§ Exercise goal
Exclude any images and output the remaining records exactly.

===== Supplied information

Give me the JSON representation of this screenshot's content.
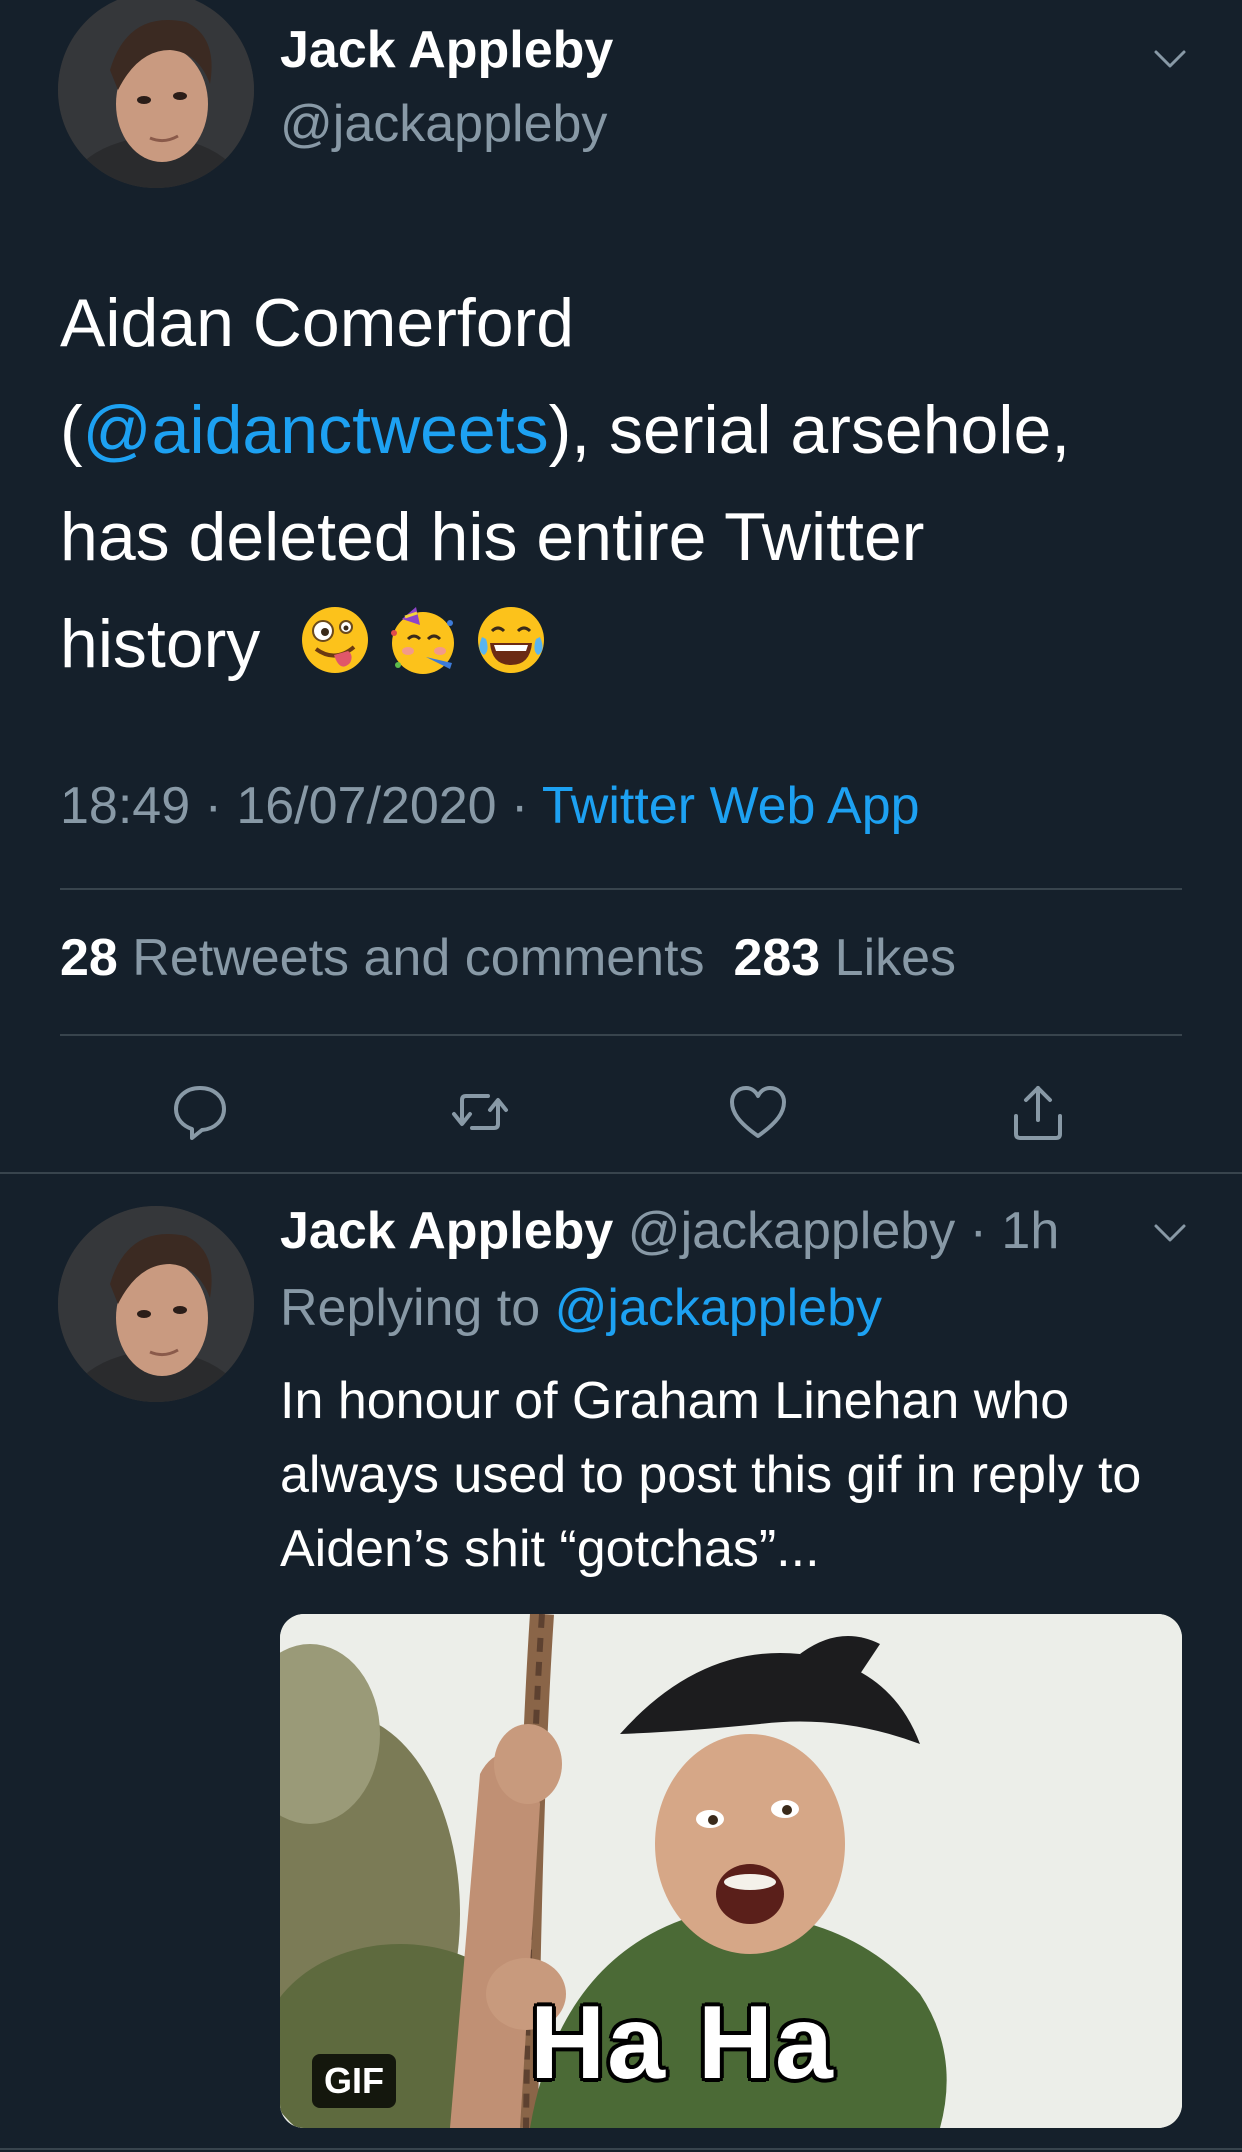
{
  "main_tweet": {
    "author_name": "Jack Appleby",
    "author_handle": "@jackappleby",
    "text": {
      "line1": "Aidan Comerford",
      "open_paren": "(",
      "mention": "@aidanctweets",
      "after_mention": "), serial arsehole,",
      "line3": "has deleted his entire Twitter",
      "line4": "history"
    },
    "emojis": [
      "zany-face-emoji",
      "partying-face-emoji",
      "tears-of-joy-emoji"
    ],
    "timestamp": "18:49 · 16/07/2020 · ",
    "source": "Twitter Web App",
    "retweets_count": "28",
    "retweets_label": " Retweets and comments",
    "likes_count": "283",
    "likes_label": " Likes",
    "actions": [
      "reply-icon",
      "retweet-icon",
      "like-icon",
      "share-icon"
    ]
  },
  "reply_tweet": {
    "author_name": "Jack Appleby",
    "author_handle": "@jackappleby",
    "separator": " · ",
    "time": "1h",
    "replying_to_label": "Replying to ",
    "replying_to_handle": "@jackappleby",
    "text": "In honour of Graham Linehan who always used to post this gif in reply to Aiden’s shit “gotchas”...",
    "gif_caption": "Ha Ha",
    "gif_badge": "GIF"
  },
  "colors": {
    "background": "#15202b",
    "accent": "#1da1f2",
    "secondary_text": "#8899a6",
    "divider": "#38444d"
  }
}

==========

§ Result of this exercise
Give me the JSON representation of this screenshot's content.
{
  "main_tweet": {
    "author_name": "Jack Appleby",
    "author_handle": "@jackappleby",
    "text": {
      "line1": "Aidan Comerford",
      "open_paren": "(",
      "mention": "@aidanctweets",
      "after_mention": "), serial arsehole,",
      "line3": "has deleted his entire Twitter",
      "line4": "history"
    },
    "emojis": [
      "zany-face-emoji",
      "partying-face-emoji",
      "tears-of-joy-emoji"
    ],
    "timestamp": "18:49 · 16/07/2020 · ",
    "source": "Twitter Web App",
    "retweets_count": "28",
    "retweets_label": " Retweets and comments",
    "likes_count": "283",
    "likes_label": " Likes",
    "actions": [
      "reply-icon",
      "retweet-icon",
      "like-icon",
      "share-icon"
    ]
  },
  "reply_tweet": {
    "author_name": "Jack Appleby",
    "author_handle": "@jackappleby",
    "separator": " · ",
    "time": "1h",
    "replying_to_label": "Replying to ",
    "replying_to_handle": "@jackappleby",
    "text": "In honour of Graham Linehan who always used to post this gif in reply to Aiden’s shit “gotchas”...",
    "gif_caption": "Ha Ha",
    "gif_badge": "GIF"
  },
  "colors": {
    "background": "#15202b",
    "accent": "#1da1f2",
    "secondary_text": "#8899a6",
    "divider": "#38444d"
  }
}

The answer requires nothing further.